JOB: Give the number of lines holding the string "image", and nothing else.

# INFORMATION SHOWN start

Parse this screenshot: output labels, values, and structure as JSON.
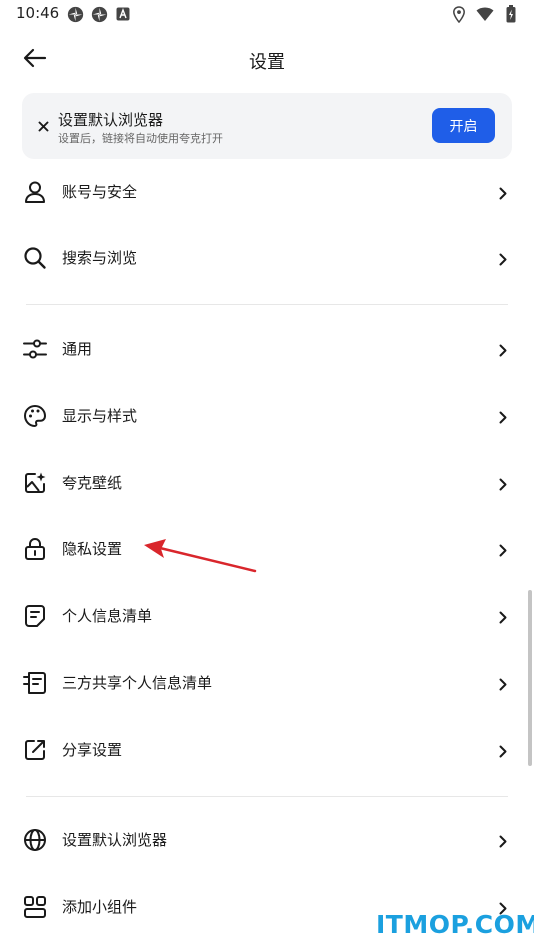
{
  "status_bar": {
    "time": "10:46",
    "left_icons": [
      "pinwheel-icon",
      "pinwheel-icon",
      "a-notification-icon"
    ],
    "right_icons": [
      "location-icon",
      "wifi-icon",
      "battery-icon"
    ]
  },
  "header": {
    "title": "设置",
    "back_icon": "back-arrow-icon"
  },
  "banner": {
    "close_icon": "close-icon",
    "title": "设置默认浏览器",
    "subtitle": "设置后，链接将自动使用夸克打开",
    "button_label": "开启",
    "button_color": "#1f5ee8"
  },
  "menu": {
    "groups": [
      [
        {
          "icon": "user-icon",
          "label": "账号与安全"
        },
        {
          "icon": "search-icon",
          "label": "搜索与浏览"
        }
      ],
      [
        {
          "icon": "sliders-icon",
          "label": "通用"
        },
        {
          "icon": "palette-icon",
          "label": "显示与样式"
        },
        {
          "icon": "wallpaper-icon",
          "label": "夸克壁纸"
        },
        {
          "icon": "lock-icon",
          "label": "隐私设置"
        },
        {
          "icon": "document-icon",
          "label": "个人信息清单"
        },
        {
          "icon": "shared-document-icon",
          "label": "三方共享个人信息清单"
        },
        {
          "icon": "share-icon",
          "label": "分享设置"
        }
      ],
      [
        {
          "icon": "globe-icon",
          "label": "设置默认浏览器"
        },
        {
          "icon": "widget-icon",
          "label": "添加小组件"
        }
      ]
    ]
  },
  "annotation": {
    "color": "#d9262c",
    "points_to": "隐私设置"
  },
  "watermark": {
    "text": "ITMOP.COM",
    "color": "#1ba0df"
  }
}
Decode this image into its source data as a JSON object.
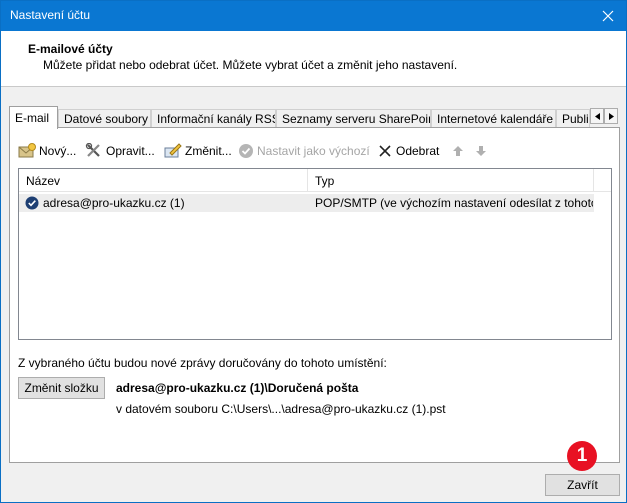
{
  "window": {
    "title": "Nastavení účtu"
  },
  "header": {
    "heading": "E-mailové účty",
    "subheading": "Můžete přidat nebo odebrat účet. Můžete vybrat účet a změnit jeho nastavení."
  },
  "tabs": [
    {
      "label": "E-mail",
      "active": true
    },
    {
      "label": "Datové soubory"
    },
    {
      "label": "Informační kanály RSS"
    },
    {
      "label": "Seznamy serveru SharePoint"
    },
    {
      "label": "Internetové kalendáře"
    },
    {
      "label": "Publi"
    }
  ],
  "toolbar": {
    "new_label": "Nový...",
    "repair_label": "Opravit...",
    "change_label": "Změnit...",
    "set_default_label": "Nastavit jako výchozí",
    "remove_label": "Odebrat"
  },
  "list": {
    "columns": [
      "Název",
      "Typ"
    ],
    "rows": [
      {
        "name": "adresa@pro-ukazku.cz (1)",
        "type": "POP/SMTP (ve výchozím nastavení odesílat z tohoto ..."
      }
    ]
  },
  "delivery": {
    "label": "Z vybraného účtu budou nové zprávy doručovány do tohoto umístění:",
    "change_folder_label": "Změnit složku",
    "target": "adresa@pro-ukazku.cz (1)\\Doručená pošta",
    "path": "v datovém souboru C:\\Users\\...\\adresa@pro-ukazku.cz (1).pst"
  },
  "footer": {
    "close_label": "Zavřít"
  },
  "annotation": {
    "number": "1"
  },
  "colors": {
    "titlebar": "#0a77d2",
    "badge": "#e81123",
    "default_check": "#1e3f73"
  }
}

# INFORMATION SHOWN end
# INFORMATION SHOWN start

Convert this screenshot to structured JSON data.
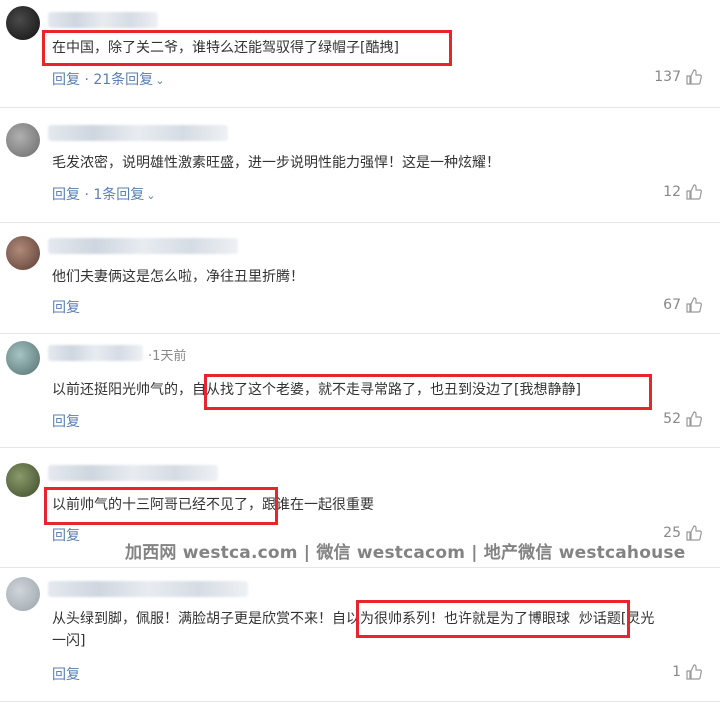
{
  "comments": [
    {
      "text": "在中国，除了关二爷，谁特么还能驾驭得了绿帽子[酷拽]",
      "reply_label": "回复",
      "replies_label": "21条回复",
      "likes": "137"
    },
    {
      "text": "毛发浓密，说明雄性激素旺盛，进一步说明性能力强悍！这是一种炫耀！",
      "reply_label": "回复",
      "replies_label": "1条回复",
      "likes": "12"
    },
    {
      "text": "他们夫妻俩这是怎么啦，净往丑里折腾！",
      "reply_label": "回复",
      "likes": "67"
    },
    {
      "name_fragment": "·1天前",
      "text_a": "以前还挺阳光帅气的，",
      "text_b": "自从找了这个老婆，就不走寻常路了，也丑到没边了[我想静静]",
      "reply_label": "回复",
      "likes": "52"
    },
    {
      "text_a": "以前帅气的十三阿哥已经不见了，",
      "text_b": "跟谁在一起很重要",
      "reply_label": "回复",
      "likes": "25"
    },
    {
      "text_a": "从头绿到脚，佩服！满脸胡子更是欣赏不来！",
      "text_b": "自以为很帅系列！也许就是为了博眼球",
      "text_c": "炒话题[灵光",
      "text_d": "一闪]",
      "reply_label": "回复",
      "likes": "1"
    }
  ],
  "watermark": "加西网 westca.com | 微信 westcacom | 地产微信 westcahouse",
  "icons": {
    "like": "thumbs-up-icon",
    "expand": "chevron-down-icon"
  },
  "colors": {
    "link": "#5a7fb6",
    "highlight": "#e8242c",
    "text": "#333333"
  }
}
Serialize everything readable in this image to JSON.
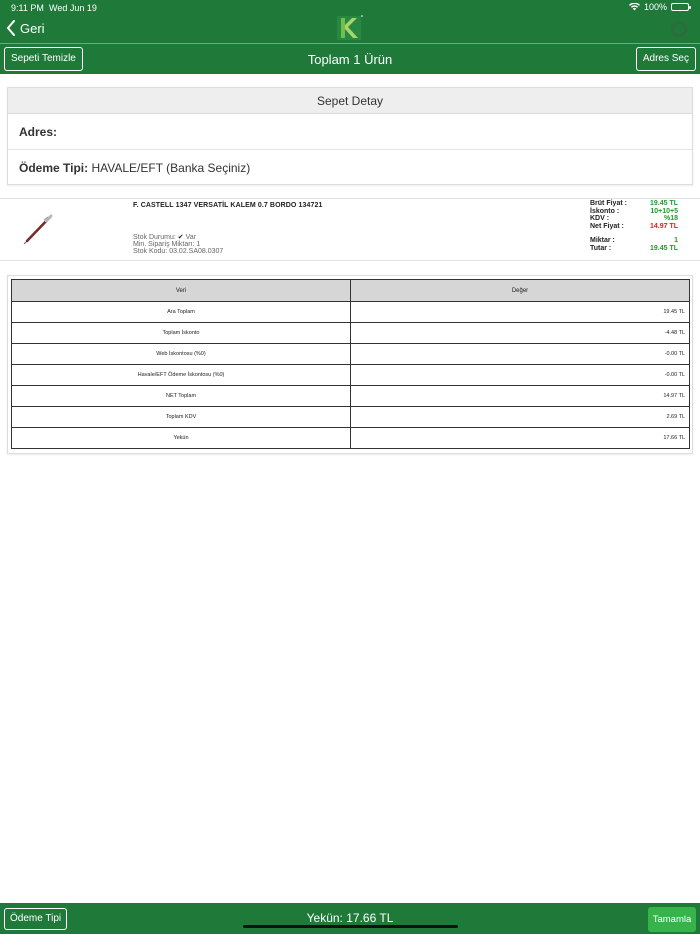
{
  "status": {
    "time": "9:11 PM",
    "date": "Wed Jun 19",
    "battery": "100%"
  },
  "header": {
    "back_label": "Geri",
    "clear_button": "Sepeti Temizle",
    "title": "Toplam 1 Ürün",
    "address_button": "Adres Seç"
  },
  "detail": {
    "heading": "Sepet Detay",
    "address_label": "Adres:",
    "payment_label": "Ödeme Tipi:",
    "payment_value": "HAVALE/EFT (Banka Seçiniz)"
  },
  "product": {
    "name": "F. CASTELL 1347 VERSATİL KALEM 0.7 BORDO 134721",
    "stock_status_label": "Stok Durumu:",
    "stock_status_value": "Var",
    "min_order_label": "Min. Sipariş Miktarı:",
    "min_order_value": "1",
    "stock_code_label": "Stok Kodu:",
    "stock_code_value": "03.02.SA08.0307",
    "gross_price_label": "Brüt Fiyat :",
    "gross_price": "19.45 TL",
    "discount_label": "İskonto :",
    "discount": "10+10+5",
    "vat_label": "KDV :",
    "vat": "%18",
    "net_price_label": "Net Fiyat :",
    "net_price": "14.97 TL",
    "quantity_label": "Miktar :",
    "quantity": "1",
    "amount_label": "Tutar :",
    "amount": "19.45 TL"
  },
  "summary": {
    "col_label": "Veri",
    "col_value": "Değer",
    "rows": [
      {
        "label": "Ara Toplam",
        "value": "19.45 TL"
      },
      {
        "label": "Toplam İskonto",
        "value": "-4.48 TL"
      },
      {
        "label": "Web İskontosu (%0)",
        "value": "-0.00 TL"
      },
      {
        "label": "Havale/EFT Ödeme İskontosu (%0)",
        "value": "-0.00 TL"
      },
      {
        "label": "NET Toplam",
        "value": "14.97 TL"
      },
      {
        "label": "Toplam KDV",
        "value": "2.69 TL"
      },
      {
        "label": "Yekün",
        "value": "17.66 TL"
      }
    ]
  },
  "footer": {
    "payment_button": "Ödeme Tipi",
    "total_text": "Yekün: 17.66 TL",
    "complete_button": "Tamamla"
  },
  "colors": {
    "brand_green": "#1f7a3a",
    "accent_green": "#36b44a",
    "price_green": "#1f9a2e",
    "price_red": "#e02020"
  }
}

# INFORMATION SHOWN end

OUTPUT OF THE EXERCISE: 2